##### Extracted text #####
4.30.2009

Algonquin Round Table Mk IV

Ladies and gentlemen, once again yours truly will make another abortive attempt to host a panel discussion on functional drinking from noted boozing icons. In the past, we have not been as successful as we would like...unsurprising in the conventional sense because most of the panelists are indeed, raging and complete drunks. So...lets all just take a big bite of this latest shit sandwich and be thankful there's a lot of bread. Today's guests include:

First, I give you a repeat DK guest: Little Enos Burdette.Lord Von Lord: Afternoon Mr. Burdette. Nice western-style leisure suit.

Little Enos Burdette: It matches my daddy's, dummy.

LVL: Indeed it does. Not sure though that's a positive point. Next, I would like to introduce Rick Gassko, school bus driver/pit boss and social climber.


LVL: Thanks for taking the time out of your bachelor party Rick. Say, are those crossbow bolts?

Rick Gassko: Well I wasn't sure about the first one, but the second time I was convinced. I expected a party with chicks and guns and fire trucks and hookers and drugs and booze, but I draw the line at crossbows.

LVL: At least it ran the pimp off. Next up, we have interstellar scourge and warlord of Mongo: Ming the Merciless.

::PALACE GATE FLIES OPEN::

Ming the Merciless: Greetings pitiful Earth fool. I'll be with you just as soon as I have dispatched this noxious washed-up Jets quarterback.
##### Information shown #####
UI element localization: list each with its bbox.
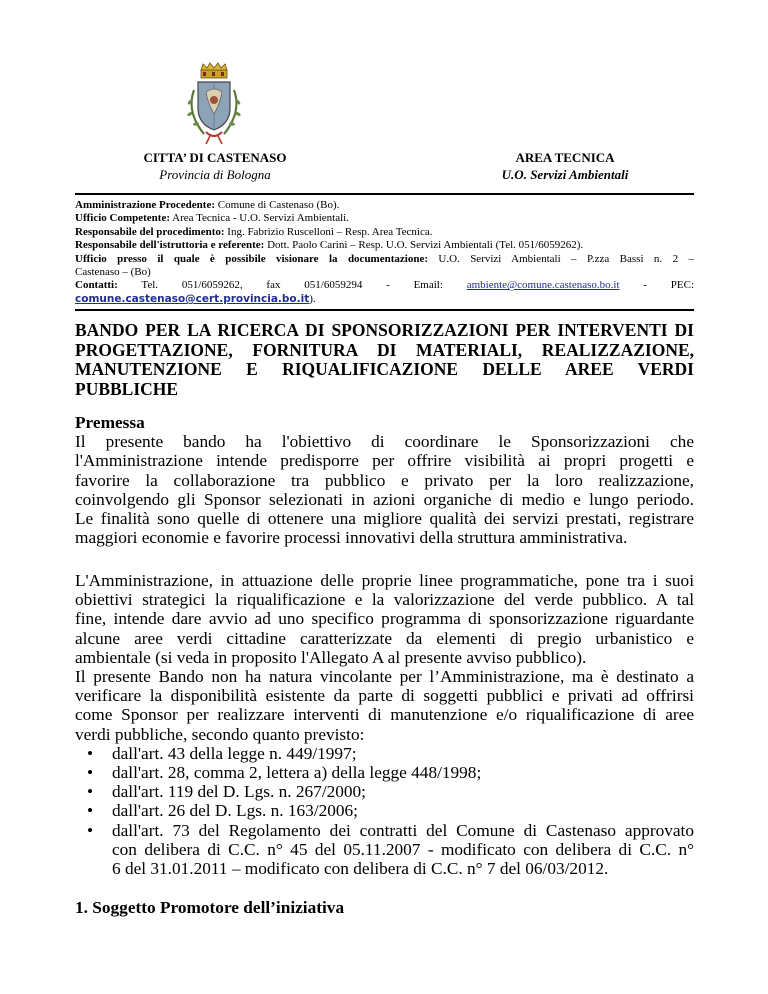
#####
- Problem set -
A: Please reproduce the Algonquin Round Table post from "Little Enos Burdette: It" up to and including "Ming the Merciless.".
B: In the Algonquin Round Table post, what does Little Enos Burdette say his leisure suit matches?
The material has no connection to the Algonquin Round Table post.

- Outputs for the tasks -
A:
Little Enos Burdette: It matches my daddy's, dummy.

LVL: Indeed it does. Not sure though that's a positive point. Next, I would like to introduce Rick Gassko, school bus driver/pit boss and social climber.


LVL: Thanks for taking the time out of your bachelor party Rick. Say, are those crossbow bolts?

Rick Gassko: Well I wasn't sure about the first one, but the second time I was convinced. I expected a party with chicks and guns and fire trucks and hookers and drugs and booze, but I draw the line at crossbows.

LVL: At least it ran the pimp off. Next up, we have interstellar scourge and warlord of Mongo: Ming the Merciless.

B: His daddy's leisure suit.